=== WHAT IS ASKED ===
Return every entry below line for line, with no changes, and leave out the pictures.

BEGIN MATERIAL TO PROCESS

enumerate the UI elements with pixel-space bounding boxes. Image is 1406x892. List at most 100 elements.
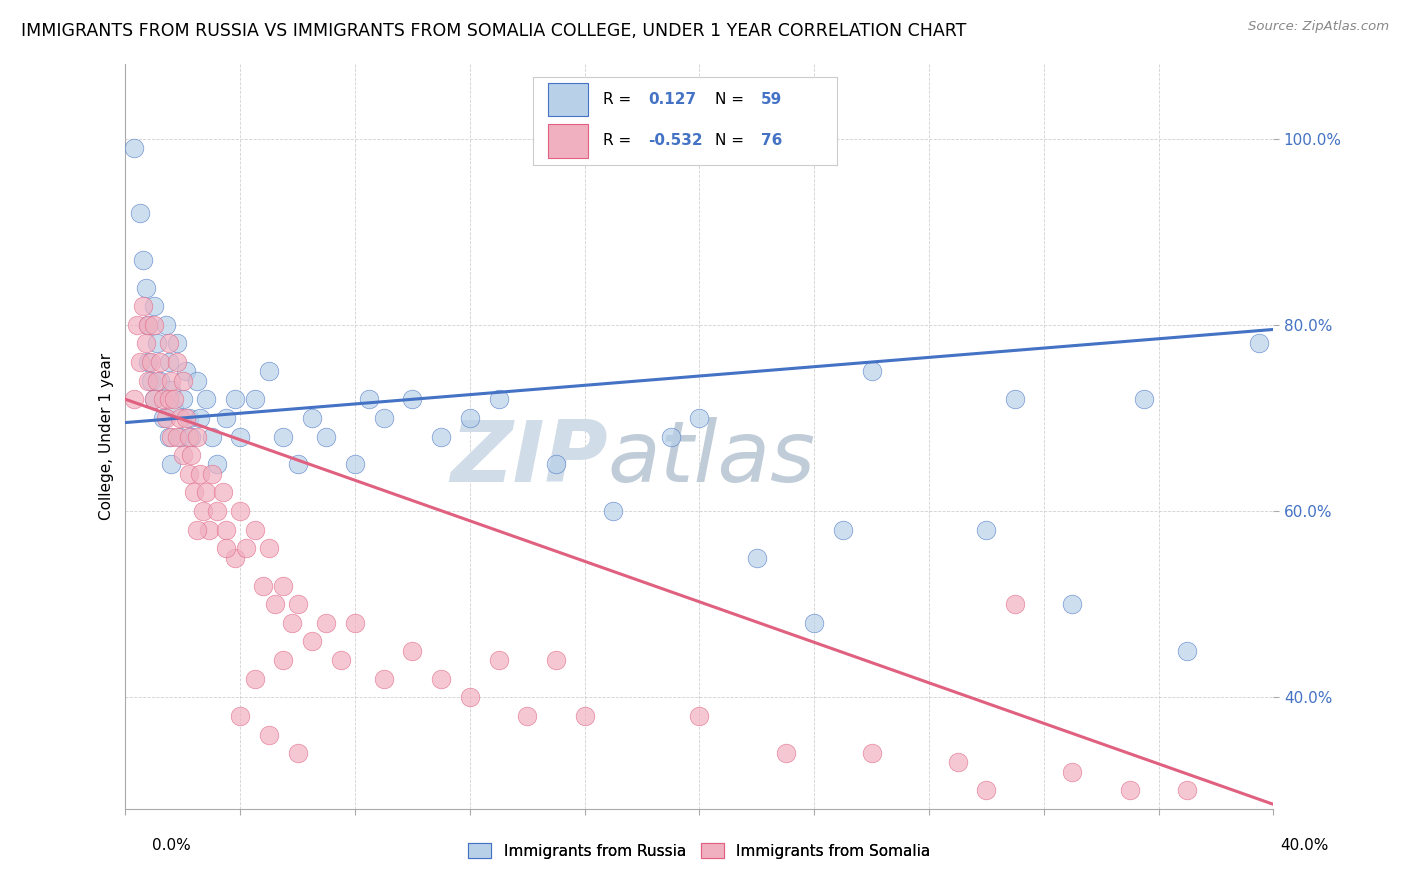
Point [287,458,309,472]
Point [243,392,266,407]
Point [401,643,423,657]
Point [160,458,183,472]
Point [207,458,229,472]
Point [1133,392,1156,407]
Point [183,485,205,500]
Point [131,252,153,267]
Point [315,429,337,443]
Point [252,578,274,592]
Point [1119,783,1142,797]
Point [243,523,266,537]
Point [257,727,280,741]
Point [135,336,157,351]
Point [155,318,177,332]
Point [155,411,177,425]
Point [166,429,188,443]
Point [141,355,163,369]
Point [135,280,157,294]
Point [163,392,186,407]
Point [745,550,768,565]
Point [271,578,294,592]
Point [160,383,183,397]
Point [194,485,217,500]
Point [401,392,423,407]
Point [1004,597,1026,611]
Point [138,318,160,332]
Point [976,783,998,797]
Point [186,429,208,443]
Point [143,318,166,332]
Point [344,458,367,472]
Point [229,429,252,443]
Point [235,541,257,556]
Point [157,392,180,407]
Point [574,709,596,723]
Point [329,653,352,667]
Text: atlas: atlas [607,417,815,500]
Point [200,429,222,443]
Point [488,653,510,667]
Point [122,141,145,155]
Point [166,336,188,351]
Text: 40.0%: 40.0% [1281,838,1329,853]
Point [602,504,624,518]
Point [207,504,229,518]
Point [160,429,183,443]
Point [215,411,238,425]
Point [458,690,481,705]
Point [143,392,166,407]
Point [160,374,183,388]
Point [188,467,211,481]
Point [373,672,395,686]
Point [194,392,217,407]
Text: ZIP: ZIP [450,417,607,500]
Point [163,401,186,416]
Point [344,615,367,630]
Point [146,374,169,388]
Point [180,448,202,462]
Point [271,653,294,667]
Point [128,355,150,369]
Point [430,429,453,443]
Legend: Immigrants from Russia, Immigrants from Somalia: Immigrants from Russia, Immigrants from … [463,837,936,864]
Point [775,746,797,760]
Point [224,392,246,407]
Point [146,336,169,351]
Point [488,392,510,407]
Point [803,615,825,630]
Point [149,374,172,388]
Point [430,672,453,686]
Point [860,364,883,378]
Point [197,523,219,537]
Point [373,411,395,425]
Point [281,615,304,630]
Point [143,299,166,313]
Point [243,672,266,686]
Point [141,374,163,388]
Point [157,355,180,369]
Point [212,485,235,500]
Point [177,411,200,425]
Point [1004,392,1026,407]
Point [544,653,567,667]
Point [200,467,222,481]
Point [688,411,710,425]
Point [976,523,998,537]
Point [215,541,238,556]
Text: 0.0%: 0.0% [152,838,191,853]
Point [659,429,682,443]
Point [1175,783,1198,797]
Point [359,392,381,407]
Point [229,709,252,723]
Point [169,411,191,425]
Point [174,411,197,425]
Point [152,392,174,407]
Point [263,597,285,611]
Point [138,355,160,369]
Point [157,336,180,351]
Point [166,355,188,369]
Point [257,541,280,556]
Point [688,709,710,723]
Point [131,299,153,313]
Point [516,709,538,723]
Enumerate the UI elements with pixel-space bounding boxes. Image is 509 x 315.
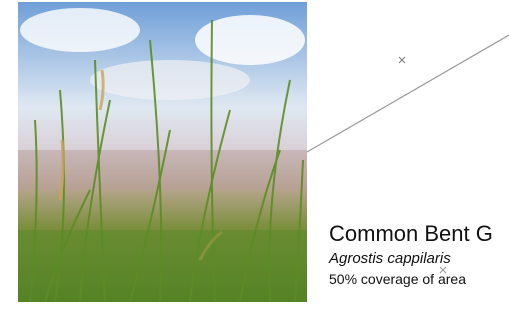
latin-name: Agrostis cappilaris	[329, 250, 451, 267]
page: {"card": {"name": "Common Bent G", "lati…	[0, 0, 509, 315]
drawing	[0, 0, 509, 315]
connector-line	[307, 35, 509, 152]
coverage-text: 50% coverage of area	[329, 271, 466, 287]
anchor-marker	[399, 57, 405, 63]
plant-name: Common Bent G	[329, 221, 493, 247]
grass-photo	[18, 2, 307, 302]
canvas: Common Bent G Agrostis cappilaris 50% co…	[0, 0, 509, 315]
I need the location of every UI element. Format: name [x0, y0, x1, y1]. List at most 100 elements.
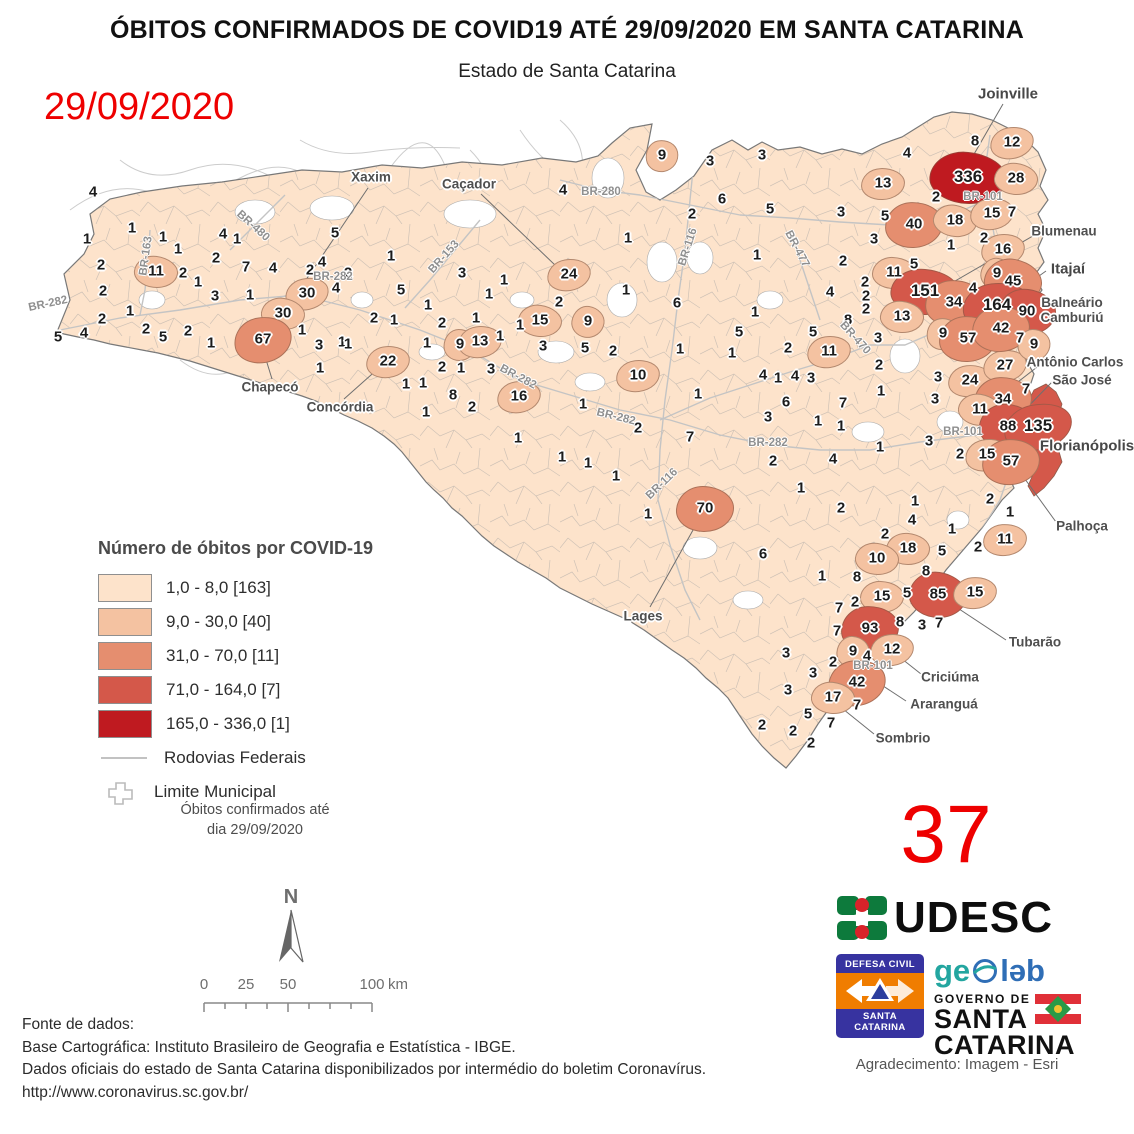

END MATERIAL TO PROCESS

=== TASK OUTPUT ===
enumerate the UI elements with pixel-space bounding boxes. Image is 1406x892. List at most 100 elements.
Point [287,458,309,472]
Point [243,392,266,407]
Point [401,643,423,657]
Point [160,458,183,472]
Point [207,458,229,472]
Point [1133,392,1156,407]
Point [183,485,205,500]
Point [131,252,153,267]
Point [315,429,337,443]
Point [252,578,274,592]
Point [1119,783,1142,797]
Point [243,523,266,537]
Point [257,727,280,741]
Point [135,336,157,351]
Point [155,318,177,332]
Point [155,411,177,425]
Point [166,429,188,443]
Point [141,355,163,369]
Point [135,280,157,294]
Point [163,392,186,407]
Point [745,550,768,565]
Point [271,578,294,592]
Point [160,383,183,397]
Point [194,485,217,500]
Point [401,392,423,407]
Point [1004,597,1026,611]
Point [138,318,160,332]
Point [976,783,998,797]
Point [186,429,208,443]
Point [143,318,166,332]
Point [344,458,367,472]
Point [229,429,252,443]
Point [235,541,257,556]
Point [157,392,180,407]
Point [574,709,596,723]
Point [329,653,352,667]
Text: atlas: atlas [607,417,815,500]
Point [200,429,222,443]
Point [488,653,510,667]
Point [122,141,145,155]
Point [166,336,188,351]
Text: 40.0%: 40.0% [1281,838,1329,853]
Point [602,504,624,518]
Point [207,504,229,518]
Point [160,429,183,443]
Point [215,411,238,425]
Point [458,690,481,705]
Point [143,392,166,407]
Point [160,374,183,388]
Point [188,467,211,481]
Point [373,672,395,686]
Point [194,392,217,407]
Text: ZIP: ZIP [450,417,607,500]
Point [163,401,186,416]
Point [344,615,367,630]
Point [146,374,169,388]
Point [180,448,202,462]
Point [271,653,294,667]
Point [128,355,150,369]
Point [430,429,453,443]
Legend: Immigrants from Russia, Immigrants from Somalia: Immigrants from Russia, Immigrants from … [463,837,936,864]
Point [775,746,797,760]
Point [224,392,246,407]
Point [146,336,169,351]
Point [488,392,510,407]
Point [803,615,825,630]
Point [149,374,172,388]
Point [430,672,453,686]
Point [860,364,883,378]
Point [197,523,219,537]
Point [373,411,395,425]
Point [281,615,304,630]
Point [143,299,166,313]
Point [243,672,266,686]
Point [141,374,163,388]
Point [157,355,180,369]
Point [212,485,235,500]
Point [177,411,200,425]
Point [1004,392,1026,407]
Point [544,653,567,667]
Point [200,467,222,481]
Point [688,411,710,425]
Point [976,523,998,537]
Point [215,541,238,556]
Text: 0.0%: 0.0% [152,838,191,853]
Point [659,429,682,443]
Point [1175,783,1198,797]
Point [359,392,381,407]
Point [229,709,252,723]
Point [169,411,191,425]
Point [174,411,197,425]
Point [152,392,174,407]
Point [263,597,285,611]
Point [138,355,160,369]
Point [157,336,180,351]
Point [166,355,188,369]
Point [257,541,280,556]
Point [688,709,710,723]
Point [131,299,153,313]
Point [516,709,538,723]
Enumerate the UI elements with pixel-space bounding boxes. Image is 509 x 315.
latin-name: Agrostis cappilaris	[329, 250, 451, 267]
page: {"card": {"name": "Common Bent G", "lati…	[0, 0, 509, 315]
drawing	[0, 0, 509, 315]
connector-line	[307, 35, 509, 152]
coverage-text: 50% coverage of area	[329, 271, 466, 287]
anchor-marker	[399, 57, 405, 63]
plant-name: Common Bent G	[329, 221, 493, 247]
grass-photo	[18, 2, 307, 302]
canvas: Common Bent G Agrostis cappilaris 50% co…	[0, 0, 509, 315]
I need the location of every UI element. Format: name [x0, y0, x1, y1]. List at most 100 elements.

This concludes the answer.